__GIVEN INFORMATION__.

## START

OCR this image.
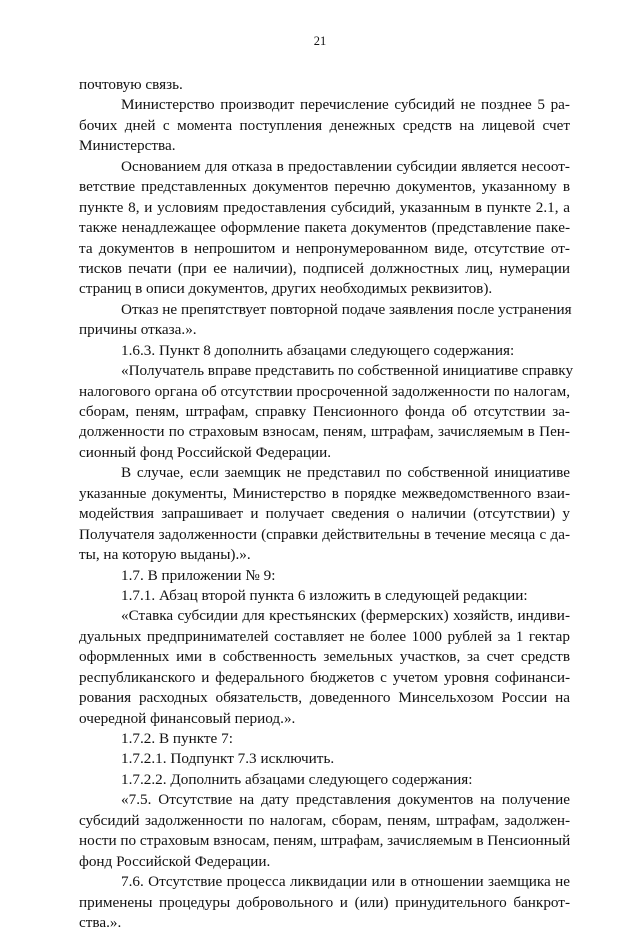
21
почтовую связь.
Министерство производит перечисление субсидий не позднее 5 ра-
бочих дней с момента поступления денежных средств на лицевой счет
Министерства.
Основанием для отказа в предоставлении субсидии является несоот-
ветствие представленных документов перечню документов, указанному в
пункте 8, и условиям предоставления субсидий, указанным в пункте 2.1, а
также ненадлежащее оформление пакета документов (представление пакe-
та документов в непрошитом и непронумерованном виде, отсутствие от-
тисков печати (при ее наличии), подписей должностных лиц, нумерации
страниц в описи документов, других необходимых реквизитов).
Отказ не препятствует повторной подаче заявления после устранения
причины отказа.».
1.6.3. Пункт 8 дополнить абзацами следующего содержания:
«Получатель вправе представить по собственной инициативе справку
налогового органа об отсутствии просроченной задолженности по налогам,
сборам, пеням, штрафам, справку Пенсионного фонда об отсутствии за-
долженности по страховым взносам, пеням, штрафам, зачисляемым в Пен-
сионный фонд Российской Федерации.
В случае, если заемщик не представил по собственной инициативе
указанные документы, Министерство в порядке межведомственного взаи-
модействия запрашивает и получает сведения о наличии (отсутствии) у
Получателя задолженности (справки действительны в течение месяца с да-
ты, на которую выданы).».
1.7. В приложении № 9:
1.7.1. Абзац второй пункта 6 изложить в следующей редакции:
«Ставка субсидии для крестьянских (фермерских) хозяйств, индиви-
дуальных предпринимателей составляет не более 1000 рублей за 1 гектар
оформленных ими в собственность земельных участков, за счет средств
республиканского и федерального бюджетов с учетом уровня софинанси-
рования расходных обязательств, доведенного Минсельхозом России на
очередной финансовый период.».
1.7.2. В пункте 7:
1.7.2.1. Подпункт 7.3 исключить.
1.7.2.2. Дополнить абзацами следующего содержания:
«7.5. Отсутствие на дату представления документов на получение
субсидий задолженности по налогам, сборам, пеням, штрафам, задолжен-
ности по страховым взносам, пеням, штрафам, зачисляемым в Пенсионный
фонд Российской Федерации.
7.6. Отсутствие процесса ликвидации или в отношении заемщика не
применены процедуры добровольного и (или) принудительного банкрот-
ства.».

## END

__WORK INSTRUCTIONS__. From start to finish, output the listing exactly, but omit its pictures.

__ANSWER TO THIS PROBLEM__.
OCR this image.
21
почтовую связь.
Министерство производит перечисление субсидий не позднее 5 ра-
бочих дней с момента поступления денежных средств на лицевой счет
Министерства.
Основанием для отказа в предоставлении субсидии является несоот-
ветствие представленных документов перечню документов, указанному в
пункте 8, и условиям предоставления субсидий, указанным в пункте 2.1, а
также ненадлежащее оформление пакета документов (представление пакe-
та документов в непрошитом и непронумерованном виде, отсутствие от-
тисков печати (при ее наличии), подписей должностных лиц, нумерации
страниц в описи документов, других необходимых реквизитов).
Отказ не препятствует повторной подаче заявления после устранения
причины отказа.».
1.6.3. Пункт 8 дополнить абзацами следующего содержания:
«Получатель вправе представить по собственной инициативе справку
налогового органа об отсутствии просроченной задолженности по налогам,
сборам, пеням, штрафам, справку Пенсионного фонда об отсутствии за-
долженности по страховым взносам, пеням, штрафам, зачисляемым в Пен-
сионный фонд Российской Федерации.
В случае, если заемщик не представил по собственной инициативе
указанные документы, Министерство в порядке межведомственного взаи-
модействия запрашивает и получает сведения о наличии (отсутствии) у
Получателя задолженности (справки действительны в течение месяца с да-
ты, на которую выданы).».
1.7. В приложении № 9:
1.7.1. Абзац второй пункта 6 изложить в следующей редакции:
«Ставка субсидии для крестьянских (фермерских) хозяйств, индиви-
дуальных предпринимателей составляет не более 1000 рублей за 1 гектар
оформленных ими в собственность земельных участков, за счет средств
республиканского и федерального бюджетов с учетом уровня софинанси-
рования расходных обязательств, доведенного Минсельхозом России на
очередной финансовый период.».
1.7.2. В пункте 7:
1.7.2.1. Подпункт 7.3 исключить.
1.7.2.2. Дополнить абзацами следующего содержания:
«7.5. Отсутствие на дату представления документов на получение
субсидий задолженности по налогам, сборам, пеням, штрафам, задолжен-
ности по страховым взносам, пеням, штрафам, зачисляемым в Пенсионный
фонд Российской Федерации.
7.6. Отсутствие процесса ликвидации или в отношении заемщика не
применены процедуры добровольного и (или) принудительного банкрот-
ства.».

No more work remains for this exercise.